Problem details: Please set down all the lines beneath this one exactly, without the pictures.

Records provided:
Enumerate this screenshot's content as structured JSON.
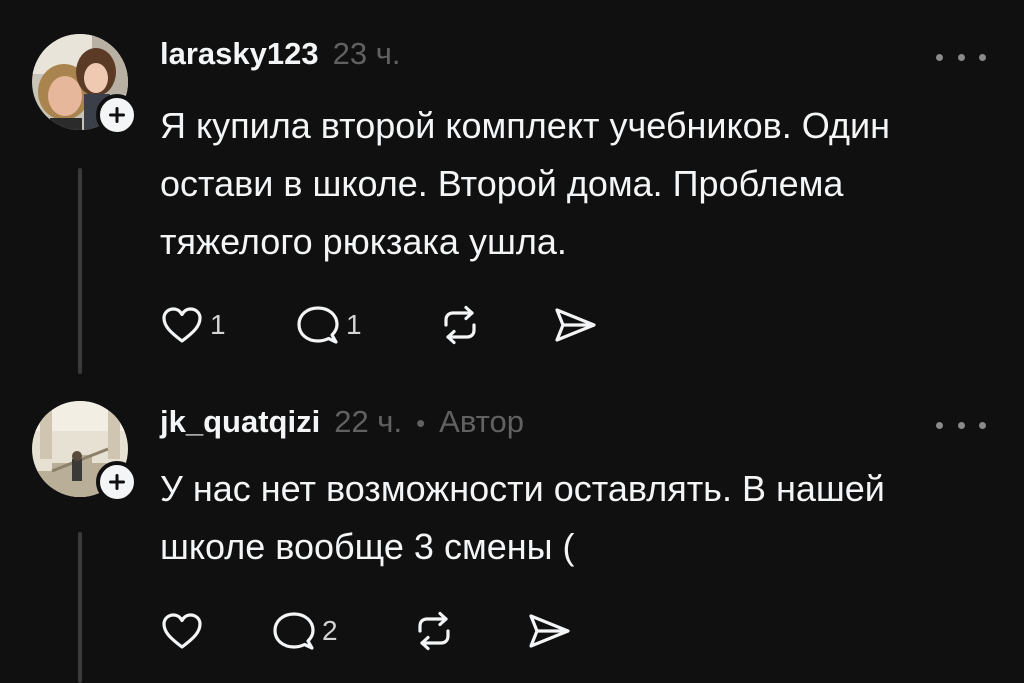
{
  "posts": [
    {
      "username": "larasky123",
      "time": "23 ч.",
      "author_tag": "",
      "text": "Я купила второй комплект учебников. Один\nостави в школе. Второй дома. Проблема\nтяжелого рюкзака ушла.",
      "likes": "1",
      "comments": "1",
      "avatar_icon": "profile-photo-mother-daughter",
      "icons": {
        "like": "heart-icon",
        "comment": "comment-bubble-icon",
        "repost": "repost-icon",
        "share": "send-icon",
        "more": "more-dots-icon",
        "follow": "plus-icon"
      }
    },
    {
      "username": "jk_quatqizi",
      "time": "22 ч.",
      "author_tag": "Автор",
      "separator": "•",
      "text": "У нас нет возможности оставлять. В нашей\nшколе вообще 3 смены (",
      "likes": "",
      "comments": "2",
      "avatar_icon": "profile-photo-staircase",
      "icons": {
        "like": "heart-icon",
        "comment": "comment-bubble-icon",
        "repost": "repost-icon",
        "share": "send-icon",
        "more": "more-dots-icon",
        "follow": "plus-icon"
      }
    }
  ],
  "colors": {
    "background": "#101010",
    "primary_text": "#f3f5f7",
    "secondary_text": "#616161",
    "thread_line": "#3a3a3a"
  }
}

Solved problem:
Enumerate this screenshot's content as structured JSON.
{
  "posts": [
    {
      "username": "larasky123",
      "time": "23 ч.",
      "author_tag": "",
      "text": "Я купила второй комплект учебников. Один\nостави в школе. Второй дома. Проблема\nтяжелого рюкзака ушла.",
      "likes": "1",
      "comments": "1",
      "avatar_icon": "profile-photo-mother-daughter",
      "icons": {
        "like": "heart-icon",
        "comment": "comment-bubble-icon",
        "repost": "repost-icon",
        "share": "send-icon",
        "more": "more-dots-icon",
        "follow": "plus-icon"
      }
    },
    {
      "username": "jk_quatqizi",
      "time": "22 ч.",
      "author_tag": "Автор",
      "separator": "•",
      "text": "У нас нет возможности оставлять. В нашей\nшколе вообще 3 смены (",
      "likes": "",
      "comments": "2",
      "avatar_icon": "profile-photo-staircase",
      "icons": {
        "like": "heart-icon",
        "comment": "comment-bubble-icon",
        "repost": "repost-icon",
        "share": "send-icon",
        "more": "more-dots-icon",
        "follow": "plus-icon"
      }
    }
  ],
  "colors": {
    "background": "#101010",
    "primary_text": "#f3f5f7",
    "secondary_text": "#616161",
    "thread_line": "#3a3a3a"
  }
}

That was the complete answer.